** Begin Information given **
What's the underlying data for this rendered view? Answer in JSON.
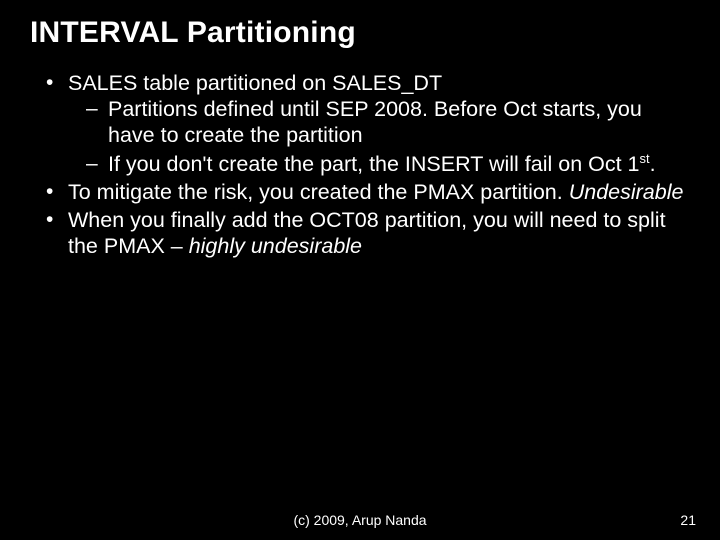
{
  "title": "INTERVAL Partitioning",
  "bullets": {
    "b1": "SALES table partitioned on SALES_DT",
    "b1a": "Partitions defined until SEP 2008. Before Oct starts, you have to create the partition",
    "b1b_pre": "If you don't create the part, the INSERT will fail on Oct 1",
    "b1b_sup": "st",
    "b1b_post": ".",
    "b2_pre": "To mitigate the risk, you created the PMAX partition. ",
    "b2_em": "Undesirable",
    "b3_pre": "When you finally add the OCT08 partition, you will need to split the PMAX – ",
    "b3_em": "highly undesirable"
  },
  "footer": {
    "copyright": "(c) 2009, Arup Nanda",
    "page": "21"
  }
}
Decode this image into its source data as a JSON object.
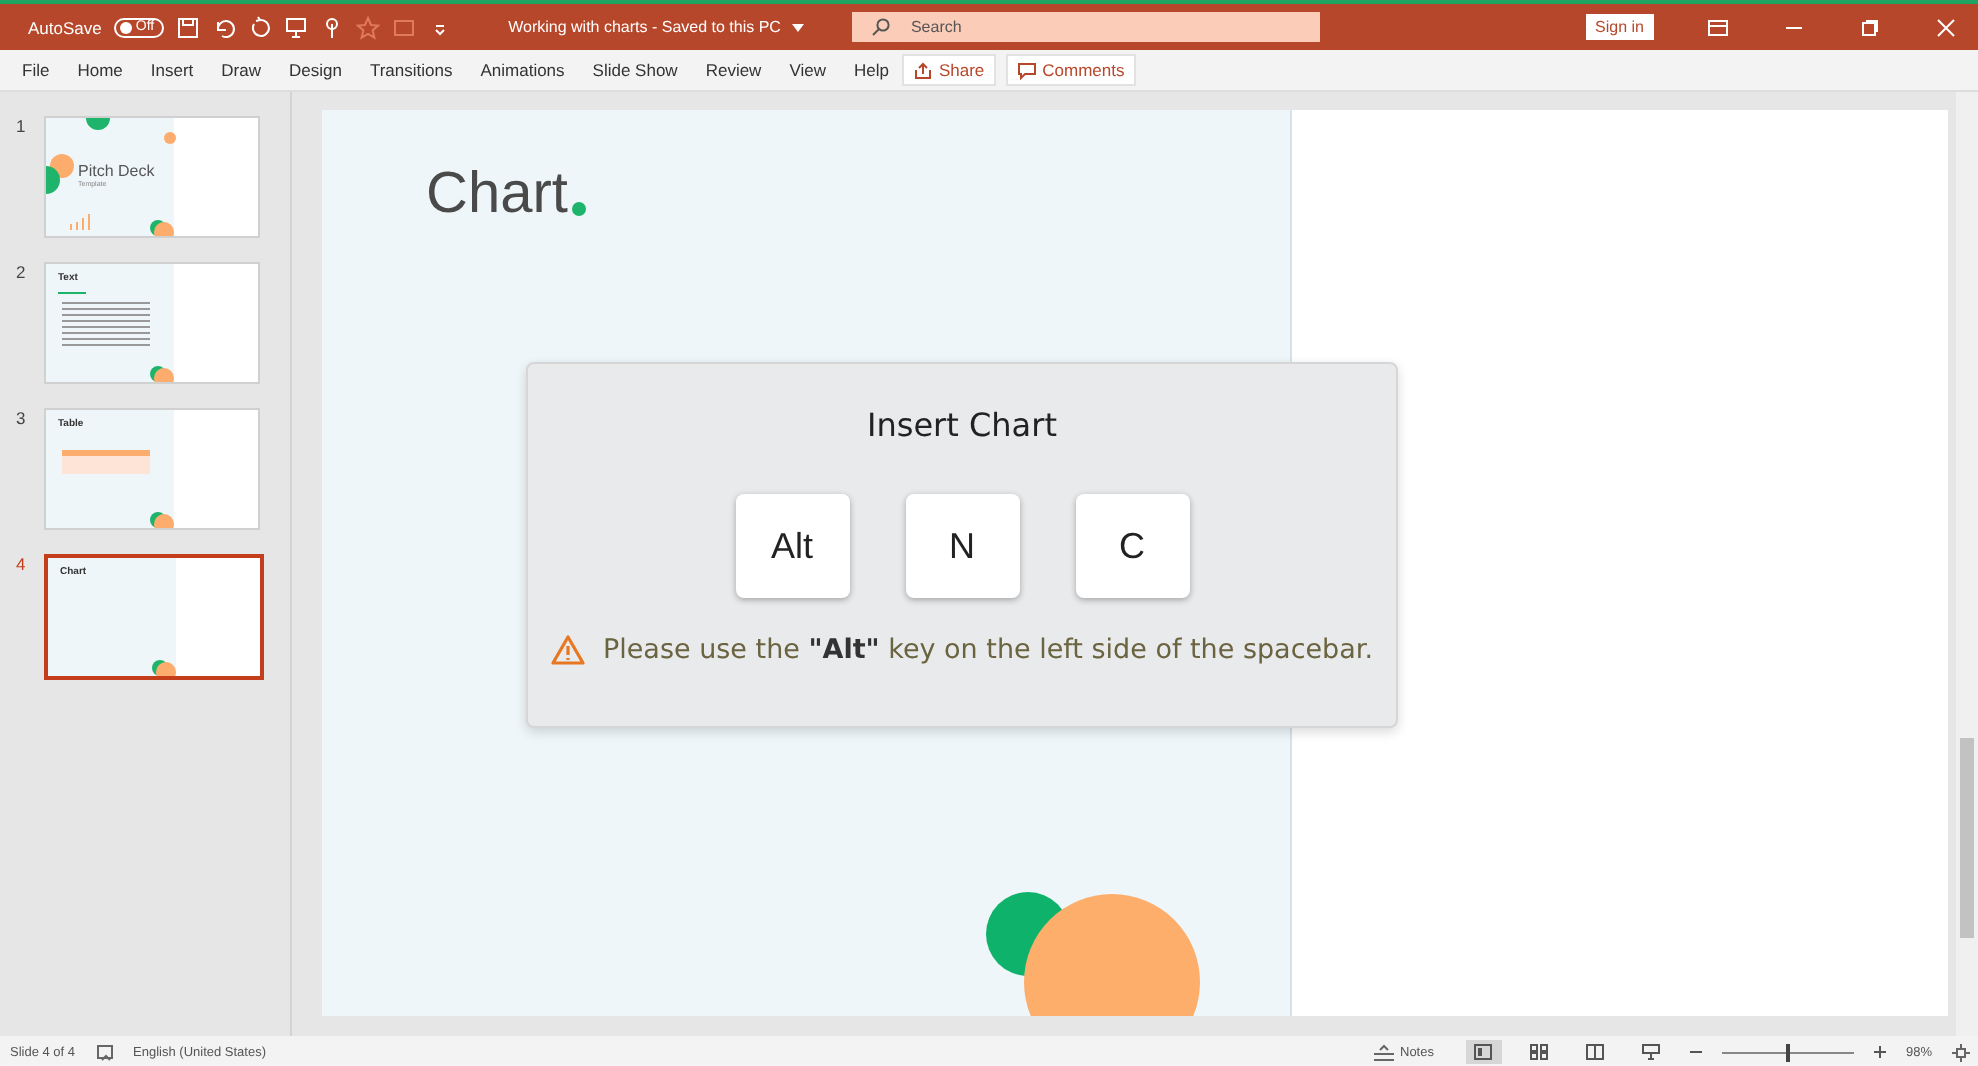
** End Information given **
## What you should do:
Repeat each entry exactly. Pictures do not belong in the copy.

## Problem solution:
What's the underlying data for this rendered view? Answer in JSON.
{
  "title": "INTERVAL Partitioning",
  "bullets": {
    "b1": "SALES table partitioned on SALES_DT",
    "b1a": "Partitions defined until SEP 2008. Before Oct starts, you have to create the partition",
    "b1b_pre": "If you don't create the part, the INSERT will fail on Oct 1",
    "b1b_sup": "st",
    "b1b_post": ".",
    "b2_pre": "To mitigate the risk, you created the PMAX partition. ",
    "b2_em": "Undesirable",
    "b3_pre": "When you finally add the OCT08 partition, you will need to split the PMAX – ",
    "b3_em": "highly undesirable"
  },
  "footer": {
    "copyright": "(c) 2009, Arup Nanda",
    "page": "21"
  }
}
Decode this image into its source data as a JSON object.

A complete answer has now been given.